> [Short task]:
Return the entries below verbatim. Pictures stay out.

begin Excerpted records

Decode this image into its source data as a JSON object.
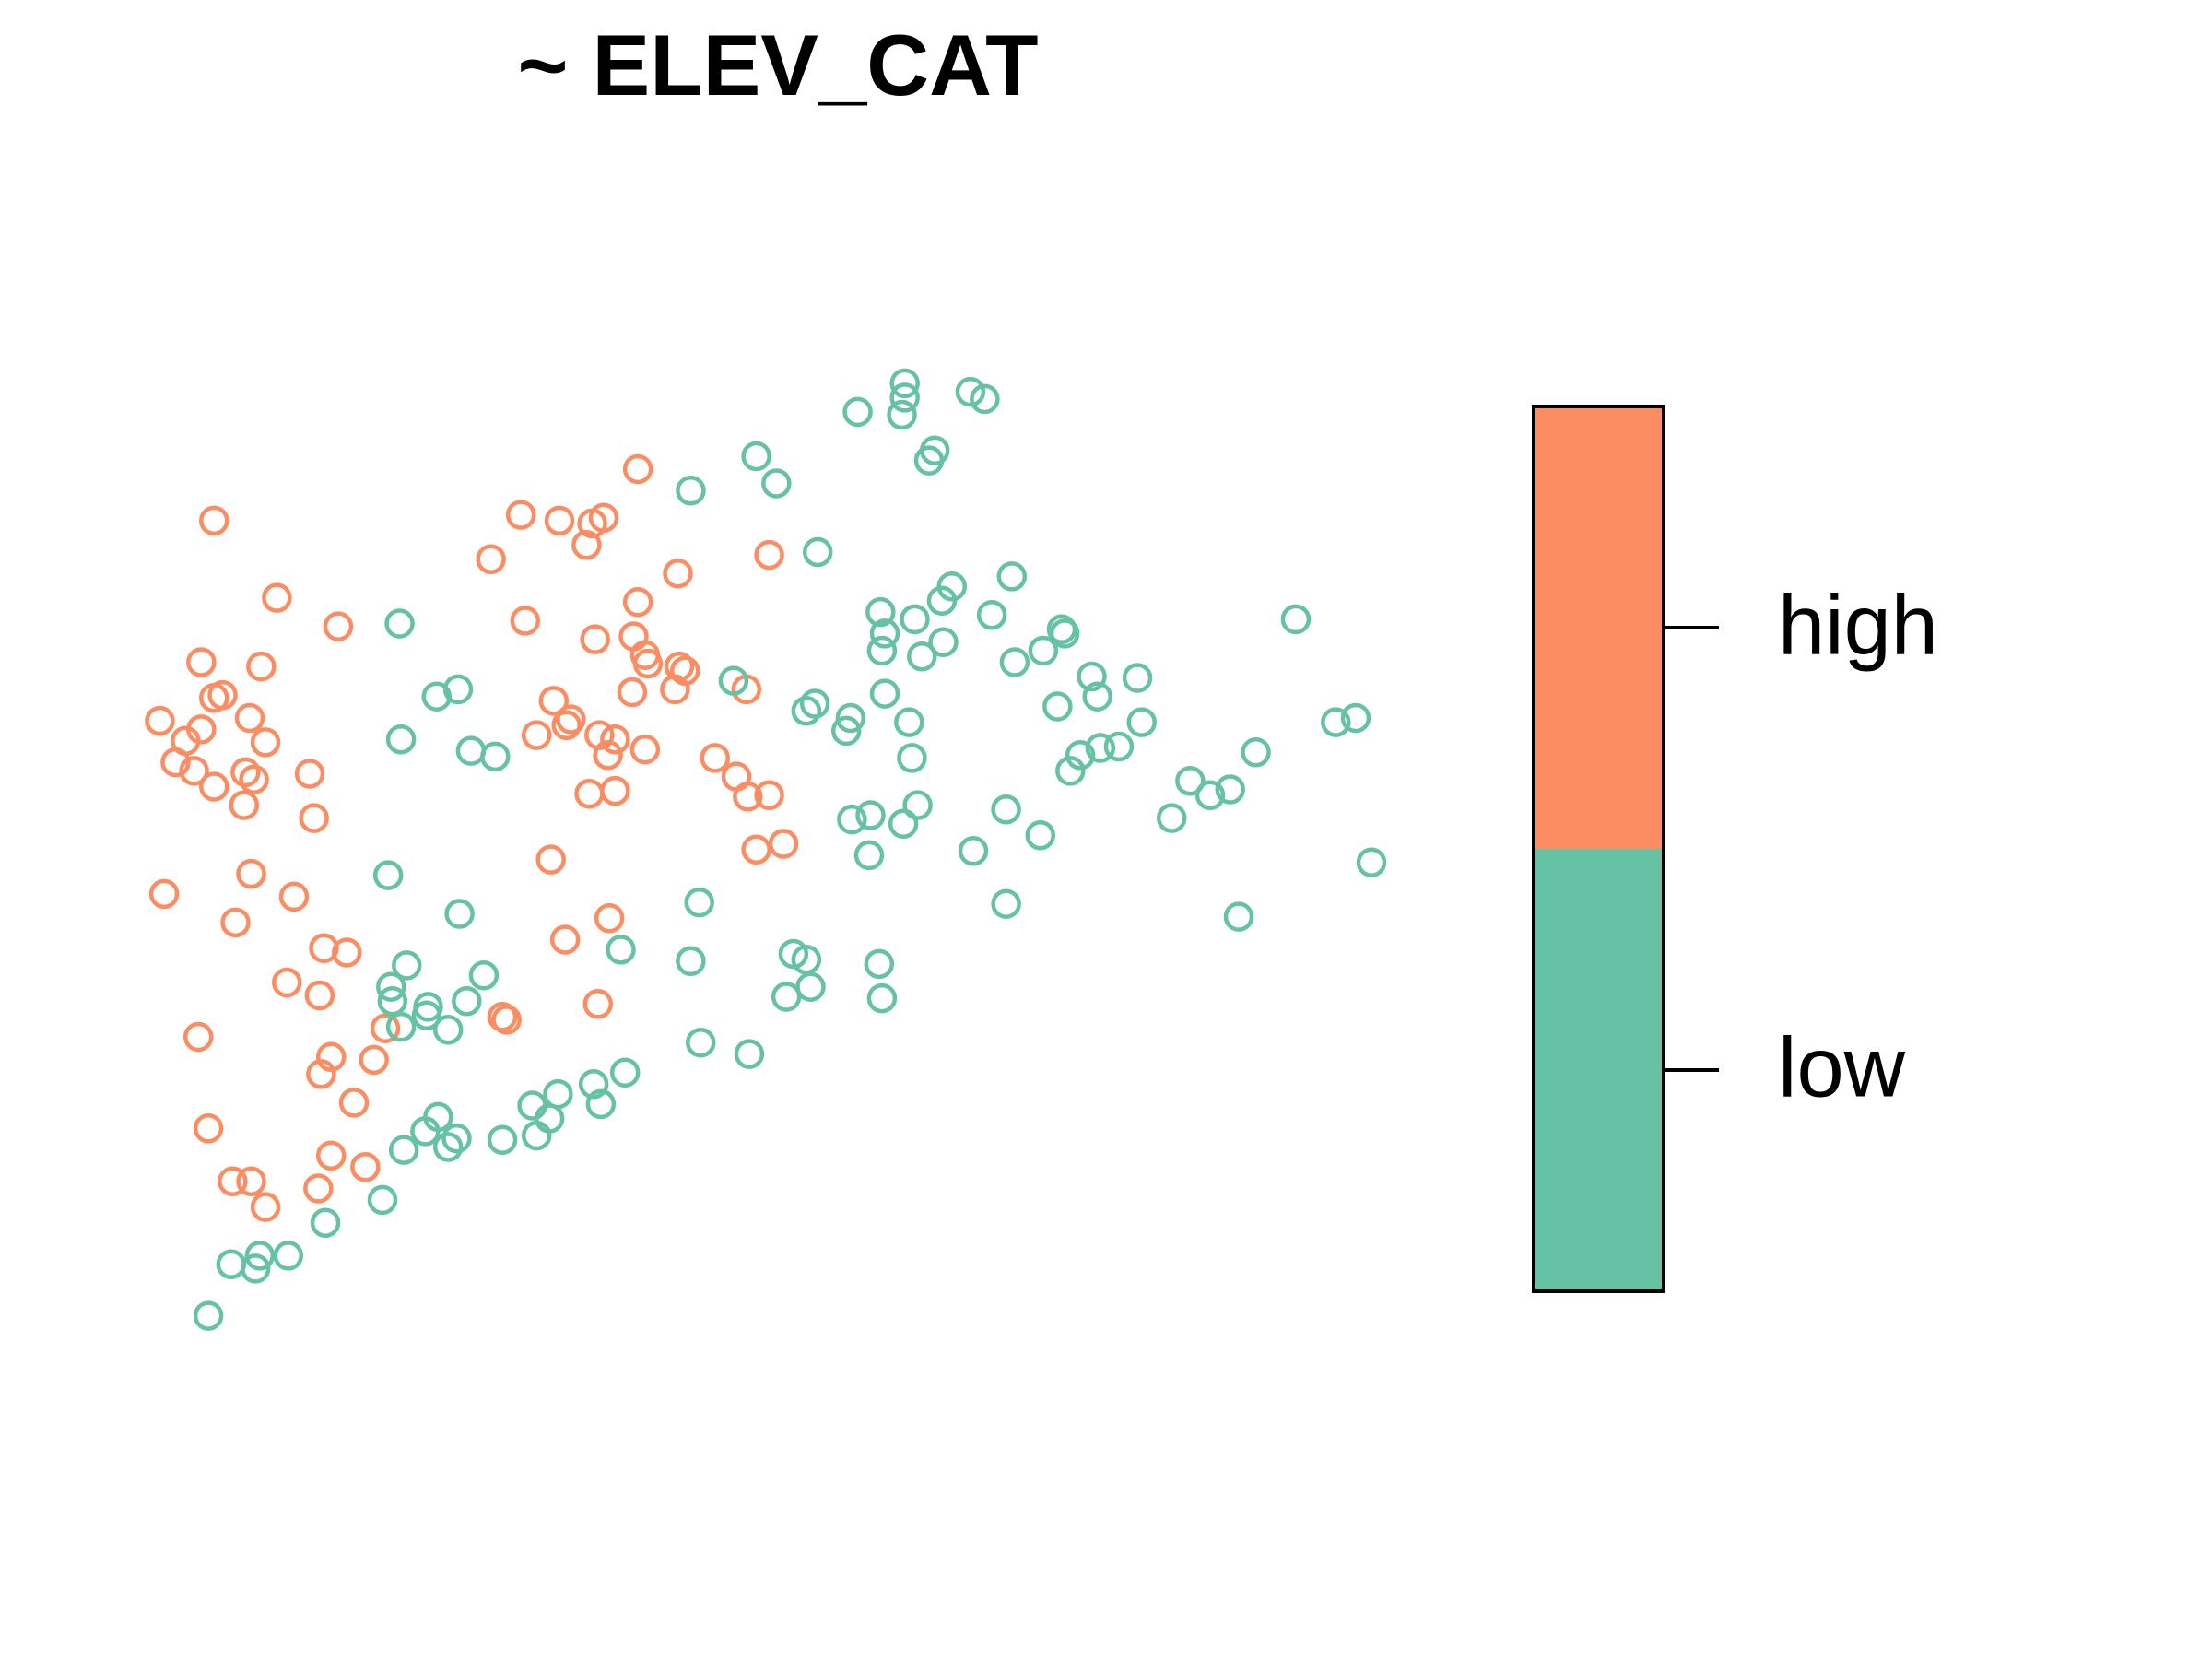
{
  "chart_data": {
    "type": "scatter",
    "title": "~ ELEV_CAT",
    "xlim": [
      0,
      1550
    ],
    "ylim": [
      -160,
      1000
    ],
    "series": [
      {
        "name": "high",
        "color": "#fc8d62",
        "x": [
          150,
          447,
          365,
          392,
          423,
          415,
          411,
          344,
          539,
          475,
          194,
          237,
          368,
          447,
          417,
          444,
          452,
          454,
          476,
          480,
          141,
          183,
          150,
          156,
          112,
          141,
          175,
          130,
          186,
          123,
          136,
          150,
          172,
          178,
          171,
          217,
          220,
          443,
          473,
          388,
          400,
          397,
          376,
          420,
          431,
          426,
          452,
          523,
          501,
          516,
          524,
          539,
          413,
          431,
          530,
          549,
          386,
          176,
          115,
          206,
          165,
          427,
          396,
          227,
          243,
          201,
          224,
          419,
          352,
          355,
          139,
          270,
          262,
          232,
          225,
          248,
          146,
          232,
          256,
          163,
          176,
          223,
          186
        ],
        "y": [
          636,
          672,
          640,
          636,
          638,
          634,
          619,
          609,
          612,
          599,
          582,
          562,
          566,
          579,
          553,
          555,
          542,
          536,
          534,
          531,
          537,
          534,
          512,
          514,
          496,
          490,
          498,
          482,
          481,
          467,
          461,
          450,
          460,
          455,
          437,
          459,
          428,
          516,
          518,
          510,
          497,
          493,
          486,
          486,
          483,
          472,
          476,
          518,
          470,
          457,
          443,
          444,
          445,
          447,
          406,
          410,
          399,
          389,
          375,
          373,
          355,
          358,
          343,
          337,
          334,
          313,
          304,
          298,
          289,
          287,
          275,
          281,
          259,
          261,
          249,
          229,
          211,
          192,
          184,
          174,
          174,
          169,
          156
        ]
      },
      {
        "name": "low",
        "color": "#66c2a5",
        "x": [
          634,
          634,
          632,
          601,
          680,
          690,
          655,
          651,
          530,
          544,
          484,
          573,
          709,
          667,
          660,
          695,
          617,
          641,
          620,
          618,
          646,
          661,
          744,
          746,
          731,
          711,
          908,
          280,
          514,
          306,
          321,
          620,
          571,
          565,
          596,
          593,
          637,
          741,
          765,
          769,
          797,
          800,
          639,
          757,
          750,
          771,
          784,
          936,
          950,
          281,
          330,
          347,
          880,
          834,
          848,
          862,
          821,
          597,
          610,
          633,
          643,
          705,
          729,
          682,
          609,
          961,
          272,
          322,
          490,
          705,
          868,
          435,
          484,
          556,
          565,
          616,
          285,
          339,
          274,
          275,
          300,
          299,
          327,
          314,
          281,
          551,
          568,
          618,
          491,
          525,
          438,
          416,
          391,
          373,
          385,
          421,
          307,
          298,
          320,
          314,
          352,
          376,
          283,
          268,
          228,
          162,
          182,
          179,
          202,
          146
        ],
        "y": [
          732,
          722,
          710,
          712,
          726,
          721,
          685,
          678,
          681,
          662,
          657,
          614,
          597,
          590,
          580,
          570,
          572,
          567,
          557,
          545,
          541,
          551,
          560,
          557,
          545,
          537,
          567,
          564,
          524,
          513,
          518,
          515,
          508,
          503,
          498,
          489,
          495,
          506,
          527,
          513,
          526,
          495,
          470,
          472,
          461,
          477,
          478,
          495,
          498,
          483,
          475,
          471,
          474,
          454,
          444,
          448,
          428,
          427,
          430,
          424,
          437,
          434,
          416,
          405,
          402,
          397,
          388,
          361,
          369,
          368,
          359,
          336,
          328,
          333,
          329,
          326,
          325,
          318,
          310,
          300,
          296,
          290,
          300,
          280,
          282,
          303,
          310,
          302,
          271,
          263,
          250,
          242,
          235,
          227,
          218,
          228,
          219,
          209,
          204,
          198,
          203,
          206,
          196,
          161,
          145,
          116,
          122,
          113,
          122,
          80
        ]
      }
    ]
  }
}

end Excerpted records

> [Completed exercise]:
Decode this image into its source data as a JSON object.
{
  "chart_data": {
    "type": "scatter",
    "title": "~ ELEV_CAT",
    "xlim": [
      0,
      1550
    ],
    "ylim": [
      -160,
      1000
    ],
    "series": [
      {
        "name": "high",
        "color": "#fc8d62",
        "x": [
          150,
          447,
          365,
          392,
          423,
          415,
          411,
          344,
          539,
          475,
          194,
          237,
          368,
          447,
          417,
          444,
          452,
          454,
          476,
          480,
          141,
          183,
          150,
          156,
          112,
          141,
          175,
          130,
          186,
          123,
          136,
          150,
          172,
          178,
          171,
          217,
          220,
          443,
          473,
          388,
          400,
          397,
          376,
          420,
          431,
          426,
          452,
          523,
          501,
          516,
          524,
          539,
          413,
          431,
          530,
          549,
          386,
          176,
          115,
          206,
          165,
          427,
          396,
          227,
          243,
          201,
          224,
          419,
          352,
          355,
          139,
          270,
          262,
          232,
          225,
          248,
          146,
          232,
          256,
          163,
          176,
          223,
          186
        ],
        "y": [
          636,
          672,
          640,
          636,
          638,
          634,
          619,
          609,
          612,
          599,
          582,
          562,
          566,
          579,
          553,
          555,
          542,
          536,
          534,
          531,
          537,
          534,
          512,
          514,
          496,
          490,
          498,
          482,
          481,
          467,
          461,
          450,
          460,
          455,
          437,
          459,
          428,
          516,
          518,
          510,
          497,
          493,
          486,
          486,
          483,
          472,
          476,
          518,
          470,
          457,
          443,
          444,
          445,
          447,
          406,
          410,
          399,
          389,
          375,
          373,
          355,
          358,
          343,
          337,
          334,
          313,
          304,
          298,
          289,
          287,
          275,
          281,
          259,
          261,
          249,
          229,
          211,
          192,
          184,
          174,
          174,
          169,
          156
        ]
      },
      {
        "name": "low",
        "color": "#66c2a5",
        "x": [
          634,
          634,
          632,
          601,
          680,
          690,
          655,
          651,
          530,
          544,
          484,
          573,
          709,
          667,
          660,
          695,
          617,
          641,
          620,
          618,
          646,
          661,
          744,
          746,
          731,
          711,
          908,
          280,
          514,
          306,
          321,
          620,
          571,
          565,
          596,
          593,
          637,
          741,
          765,
          769,
          797,
          800,
          639,
          757,
          750,
          771,
          784,
          936,
          950,
          281,
          330,
          347,
          880,
          834,
          848,
          862,
          821,
          597,
          610,
          633,
          643,
          705,
          729,
          682,
          609,
          961,
          272,
          322,
          490,
          705,
          868,
          435,
          484,
          556,
          565,
          616,
          285,
          339,
          274,
          275,
          300,
          299,
          327,
          314,
          281,
          551,
          568,
          618,
          491,
          525,
          438,
          416,
          391,
          373,
          385,
          421,
          307,
          298,
          320,
          314,
          352,
          376,
          283,
          268,
          228,
          162,
          182,
          179,
          202,
          146
        ],
        "y": [
          732,
          722,
          710,
          712,
          726,
          721,
          685,
          678,
          681,
          662,
          657,
          614,
          597,
          590,
          580,
          570,
          572,
          567,
          557,
          545,
          541,
          551,
          560,
          557,
          545,
          537,
          567,
          564,
          524,
          513,
          518,
          515,
          508,
          503,
          498,
          489,
          495,
          506,
          527,
          513,
          526,
          495,
          470,
          472,
          461,
          477,
          478,
          495,
          498,
          483,
          475,
          471,
          474,
          454,
          444,
          448,
          428,
          427,
          430,
          424,
          437,
          434,
          416,
          405,
          402,
          397,
          388,
          361,
          369,
          368,
          359,
          336,
          328,
          333,
          329,
          326,
          325,
          318,
          310,
          300,
          296,
          290,
          300,
          280,
          282,
          303,
          310,
          302,
          271,
          263,
          250,
          242,
          235,
          227,
          218,
          228,
          219,
          209,
          204,
          198,
          203,
          206,
          196,
          161,
          145,
          116,
          122,
          113,
          122,
          80
        ]
      }
    ]
  }
}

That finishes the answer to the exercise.